-- Begin TEXT SECTION --
## Get pdfs from arxiv.org


In [1]:
# Set up to use local modules
%load_ext autoreload
%autoreload 2
import os


In [2]:
import pyprojroot

from src import utils

PDF_DIR = pyprojroot.here("data")

In [3]:
# https://lukasschwab.me/arxiv.py/arxiv.html

import arxiv

# Construct the default API client.
client = arxiv.Client()

# Search for the 10 most recent articles matching the keyword "quantum."
search = arxiv.Search(
    query="quantum", max_results=10, sort_by=arxiv.SortCriterion.SubmittedDate
)

results = client.results(search)

# `results` is a generator; you can iterate over its elements one by one...
for r in client.results(search):
    print(r.title)
# ...or exhaust it into a list. Careful: this is slow for large results sets.
# all_results = list(results)
# print([r.title for r in all_results])

Gravitational Background of Alice-Vortices and R7-Branes
Matter-induced plaquette terms in a $\mathbb{Z}_2$ lattice gauge theory
Nuclear gradients from auxiliary-field quantum Monte Carlo and their application in geometry optimization and transition state search
Discrete Invariants of Koszul Artin-Schelter Regular Algebras of Dimension four
Absorption imaging of quantum gases near surfaces using incoherent light
Non-chiral ephemeral edge states and cascading of exceptional points in the non-reciprocal Haldane model
Mean-Force Hamiltonians from Influence Functionals
Single snapshot non-Markovianity of Pauli channels
An updated constraint for the Gravitational Wave Background from the Gamma-ray Pulsar Timing Array
Emergent aperiodicity in Bose-Bose mixtures induced by spin-dependent periodic potentials


In [4]:
pdf_ids = ["1706.03762v6", "1605.08386v1"]

# Search for the paper with ID "1605.08386v1"
-- End TEXT SECTION --
-- Begin DATASET EXCERPT --
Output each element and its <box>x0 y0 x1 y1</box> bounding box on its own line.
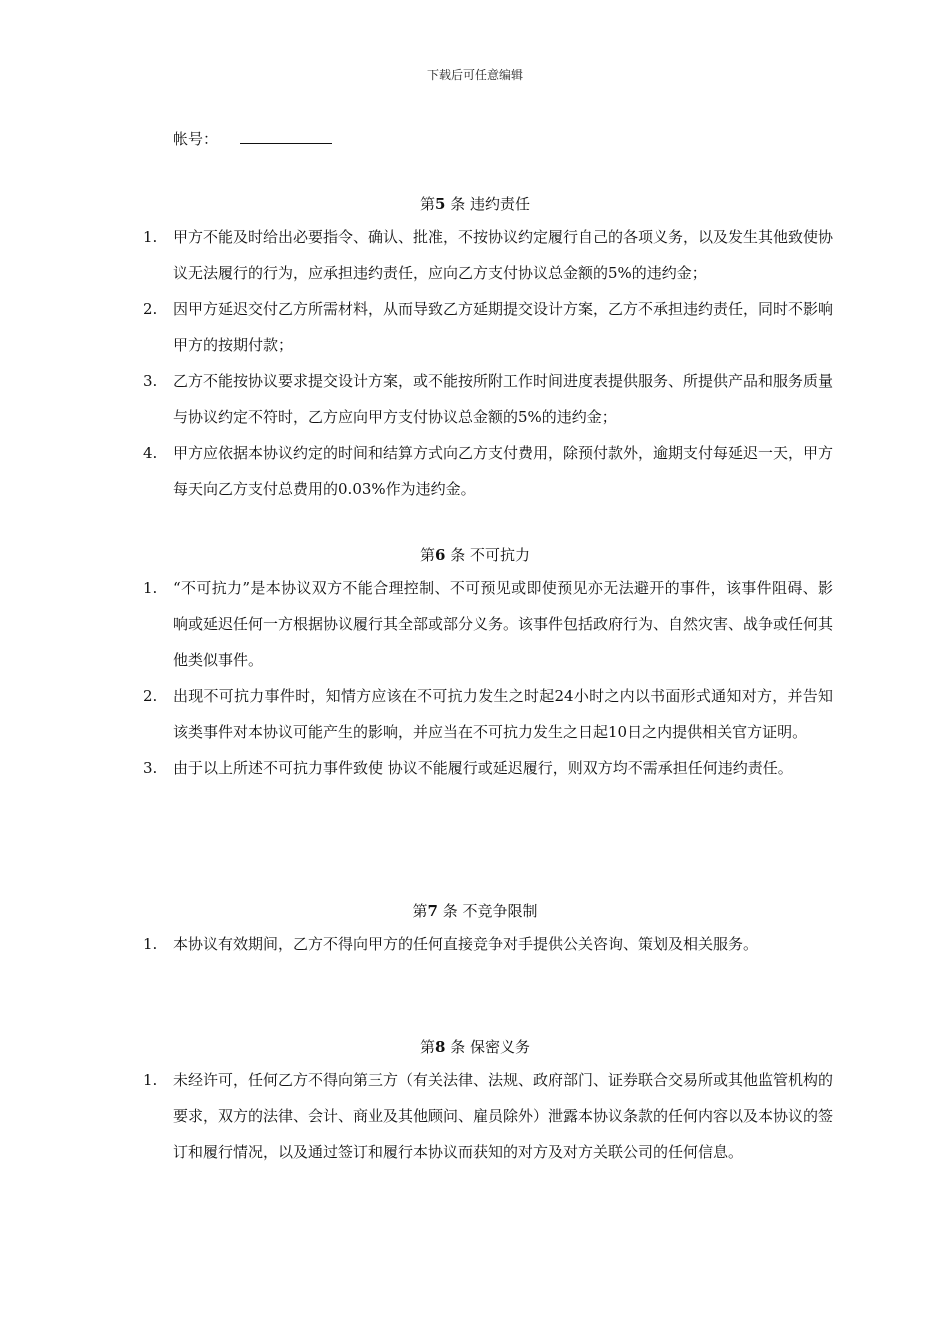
-- End DATASET EXCERPT --
*TO BE DONE*
Please list every module the notebook on getting PDFs from arxiv.org brings in with an import statement. The lines have no connection to the notebook on getting PDFs from arxiv.org.

*SOLUTION TO THIS TASK*
- os
- pyprojroot
- utils (from src)
- arxiv